Your instructions → Review the material and extract every line in which the word "Завдання" occurs.

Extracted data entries
╭──

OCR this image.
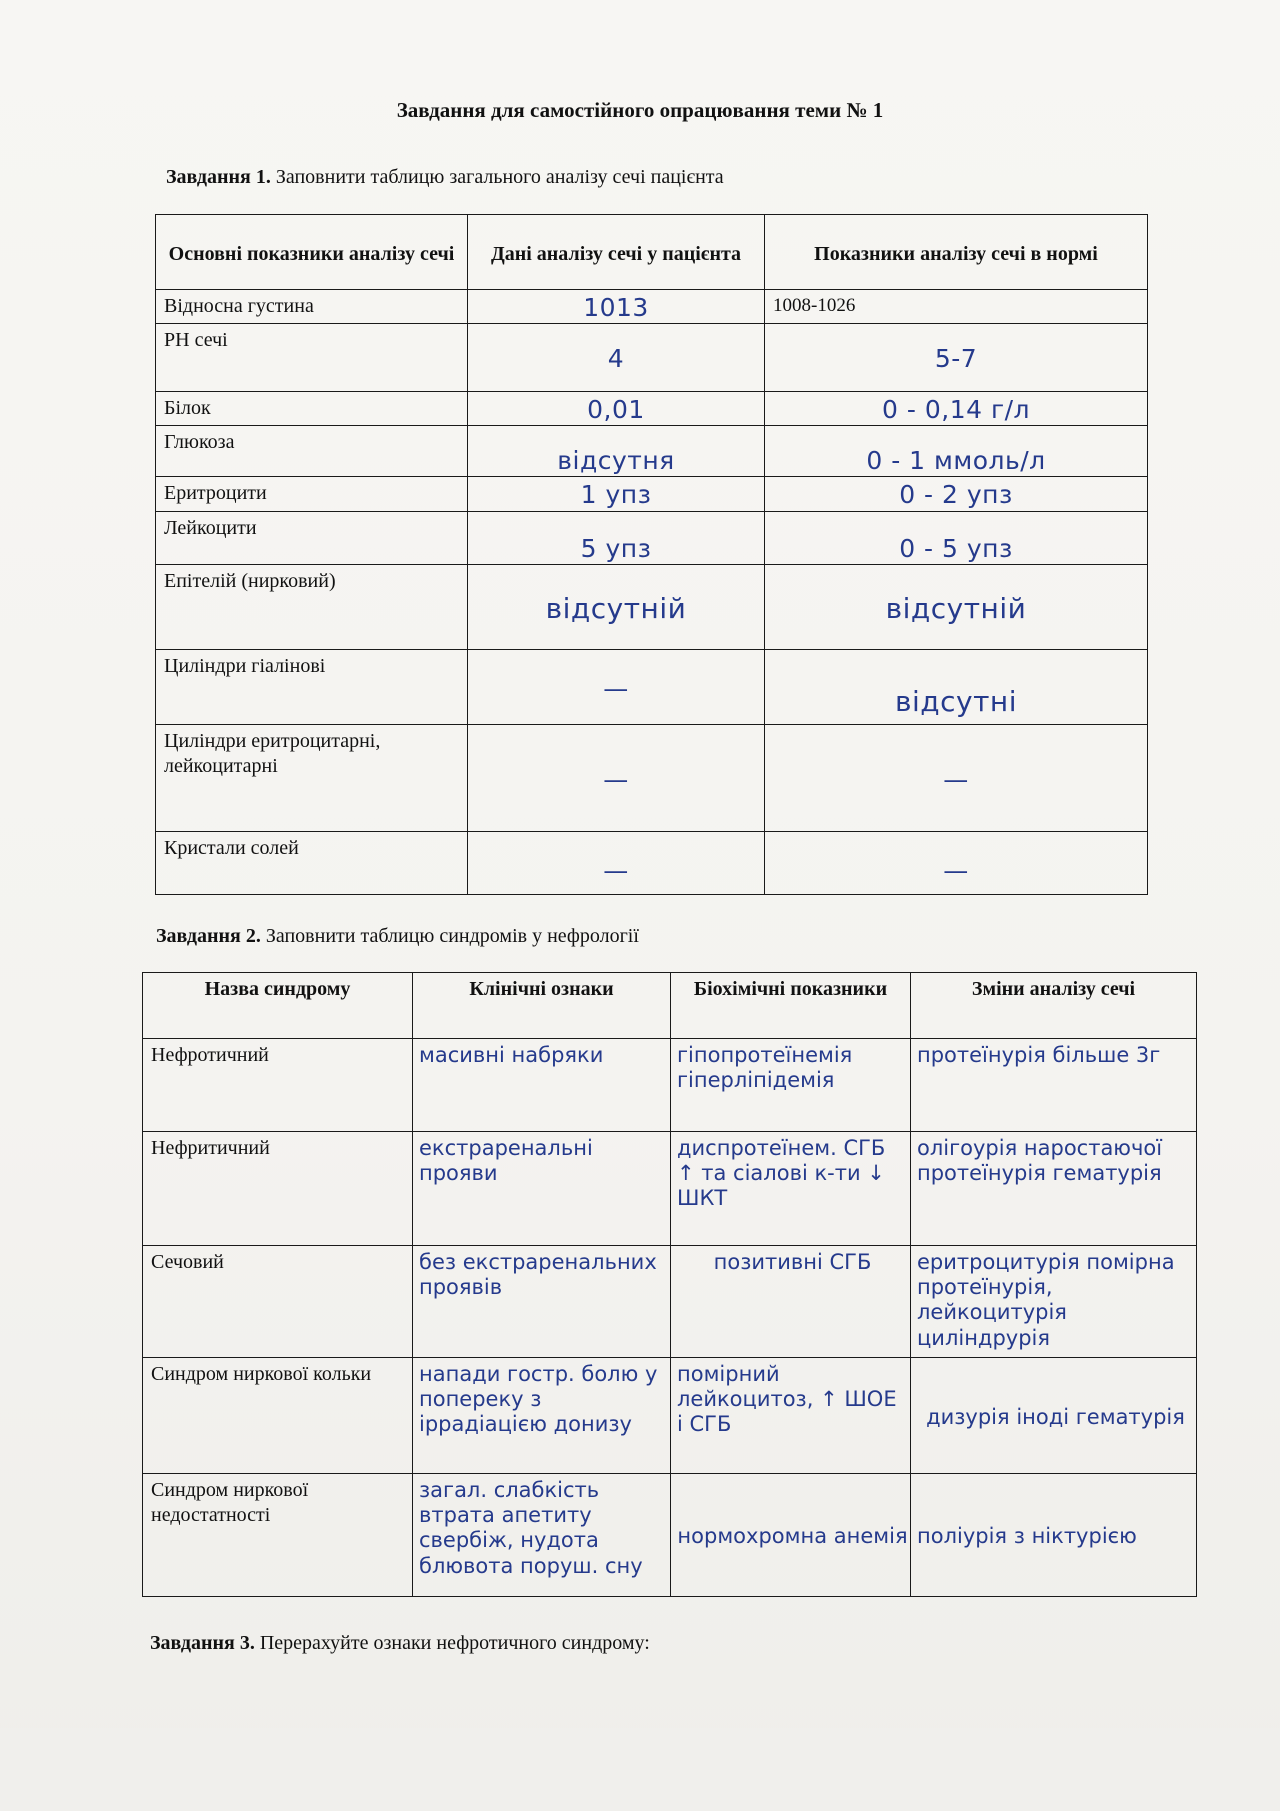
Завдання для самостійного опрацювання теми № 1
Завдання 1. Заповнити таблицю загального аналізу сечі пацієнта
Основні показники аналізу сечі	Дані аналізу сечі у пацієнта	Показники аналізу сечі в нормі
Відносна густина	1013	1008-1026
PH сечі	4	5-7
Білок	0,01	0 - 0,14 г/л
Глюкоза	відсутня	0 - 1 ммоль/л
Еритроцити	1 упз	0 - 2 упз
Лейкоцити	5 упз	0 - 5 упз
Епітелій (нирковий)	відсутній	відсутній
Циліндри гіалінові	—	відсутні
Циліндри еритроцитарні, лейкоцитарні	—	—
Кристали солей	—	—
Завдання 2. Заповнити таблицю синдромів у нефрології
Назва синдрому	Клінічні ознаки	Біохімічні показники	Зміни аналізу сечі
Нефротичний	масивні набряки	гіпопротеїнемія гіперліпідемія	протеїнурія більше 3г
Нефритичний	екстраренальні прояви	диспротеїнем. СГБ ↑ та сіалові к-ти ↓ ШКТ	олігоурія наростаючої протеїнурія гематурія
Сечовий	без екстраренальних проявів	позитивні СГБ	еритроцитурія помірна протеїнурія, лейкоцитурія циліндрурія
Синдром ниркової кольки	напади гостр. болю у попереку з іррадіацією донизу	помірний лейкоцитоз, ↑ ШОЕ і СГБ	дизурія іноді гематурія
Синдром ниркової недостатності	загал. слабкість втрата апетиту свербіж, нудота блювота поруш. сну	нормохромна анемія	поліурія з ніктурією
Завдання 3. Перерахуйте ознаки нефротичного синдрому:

╰──

Written response →
Завдання для самостійного опрацювання теми № 1
Завдання 1. Заповнити таблицю загального аналізу сечі пацієнта
Завдання 2. Заповнити таблицю синдромів у нефрології
Завдання 3. Перерахуйте ознаки нефротичного синдрому:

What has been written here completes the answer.